• **Objective**
Check each line of the records below for the word "color" and copy those where it appears.

* begin The input *

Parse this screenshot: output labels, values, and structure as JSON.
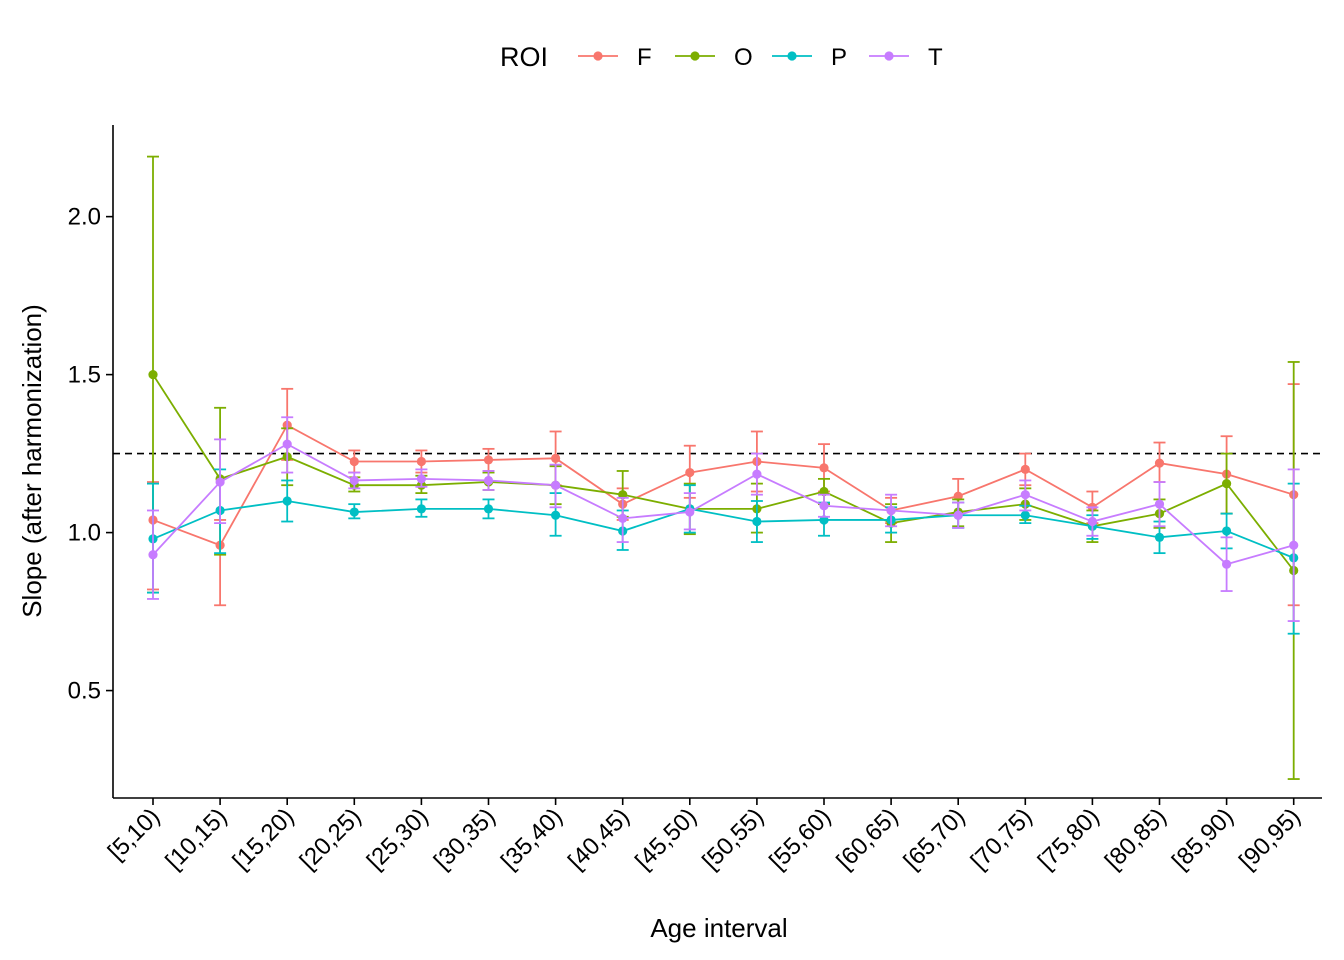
{
  "chart_data": {
    "type": "line",
    "xlabel": "Age interval",
    "ylabel": "Slope (after harmonization)",
    "categories": [
      "[5,10)",
      "[10,15)",
      "[15,20)",
      "[20,25)",
      "[25,30)",
      "[30,35)",
      "[35,40)",
      "[40,45)",
      "[45,50)",
      "[50,55)",
      "[55,60)",
      "[60,65)",
      "[65,70)",
      "[70,75)",
      "[75,80)",
      "[80,85)",
      "[85,90)",
      "[90,95)"
    ],
    "ylim": [
      0.16,
      2.29
    ],
    "yticks": [
      0.5,
      1.0,
      1.5,
      2.0
    ],
    "ytick_labels": [
      "0.5",
      "1.0",
      "1.5",
      "2.0"
    ],
    "reference_line": 1.25,
    "grid": false,
    "legend": {
      "title": "ROI",
      "position": "top"
    },
    "series": [
      {
        "name": "F",
        "color": "#F8766D",
        "values": [
          1.04,
          0.96,
          1.34,
          1.225,
          1.225,
          1.23,
          1.235,
          1.09,
          1.19,
          1.225,
          1.205,
          1.07,
          1.115,
          1.2,
          1.08,
          1.22,
          1.185,
          1.12
        ],
        "lower": [
          0.82,
          0.77,
          1.23,
          1.19,
          1.19,
          1.195,
          1.15,
          1.04,
          1.11,
          1.13,
          1.13,
          1.03,
          1.06,
          1.15,
          1.03,
          1.16,
          1.06,
          0.77
        ],
        "upper": [
          1.16,
          1.04,
          1.455,
          1.26,
          1.26,
          1.265,
          1.32,
          1.14,
          1.275,
          1.32,
          1.28,
          1.11,
          1.17,
          1.25,
          1.13,
          1.285,
          1.305,
          1.47
        ]
      },
      {
        "name": "O",
        "color": "#7CAE00",
        "values": [
          1.5,
          1.17,
          1.24,
          1.15,
          1.15,
          1.16,
          1.15,
          1.12,
          1.075,
          1.075,
          1.13,
          1.03,
          1.065,
          1.09,
          1.02,
          1.06,
          1.155,
          0.88
        ],
        "lower": [
          0.81,
          0.93,
          1.15,
          1.13,
          1.125,
          1.135,
          1.09,
          1.05,
          0.995,
          1.0,
          1.09,
          0.97,
          1.02,
          1.04,
          0.97,
          1.015,
          1.06,
          0.22
        ],
        "upper": [
          2.19,
          1.395,
          1.33,
          1.175,
          1.18,
          1.19,
          1.21,
          1.195,
          1.155,
          1.155,
          1.17,
          1.09,
          1.105,
          1.14,
          1.07,
          1.105,
          1.25,
          1.54
        ]
      },
      {
        "name": "P",
        "color": "#00BFC4",
        "values": [
          0.98,
          1.07,
          1.1,
          1.065,
          1.075,
          1.075,
          1.055,
          1.005,
          1.075,
          1.035,
          1.04,
          1.04,
          1.055,
          1.055,
          1.02,
          0.985,
          1.005,
          0.92
        ],
        "lower": [
          0.81,
          0.935,
          1.035,
          1.045,
          1.05,
          1.045,
          0.99,
          0.945,
          1.0,
          0.97,
          0.99,
          1.0,
          1.015,
          1.03,
          0.98,
          0.935,
          0.95,
          0.68
        ],
        "upper": [
          1.155,
          1.2,
          1.165,
          1.09,
          1.105,
          1.105,
          1.125,
          1.07,
          1.15,
          1.1,
          1.095,
          1.08,
          1.095,
          1.085,
          1.055,
          1.035,
          1.06,
          1.155
        ]
      },
      {
        "name": "T",
        "color": "#C77CFF",
        "values": [
          0.93,
          1.16,
          1.28,
          1.165,
          1.17,
          1.165,
          1.15,
          1.045,
          1.065,
          1.185,
          1.085,
          1.07,
          1.055,
          1.12,
          1.035,
          1.09,
          0.9,
          0.96
        ],
        "lower": [
          0.79,
          1.03,
          1.19,
          1.14,
          1.145,
          1.135,
          1.08,
          0.97,
          1.01,
          1.12,
          1.05,
          1.02,
          1.015,
          1.07,
          0.99,
          1.02,
          0.815,
          0.72
        ],
        "upper": [
          1.07,
          1.295,
          1.365,
          1.19,
          1.2,
          1.195,
          1.215,
          1.11,
          1.125,
          1.25,
          1.12,
          1.12,
          1.095,
          1.165,
          1.08,
          1.16,
          0.985,
          1.2
        ]
      }
    ]
  }
}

* end The input *

• **Completed exercise**
        "color": "#F8766D",
        "color": "#7CAE00",
        "color": "#00BFC4",
        "color": "#C77CFF",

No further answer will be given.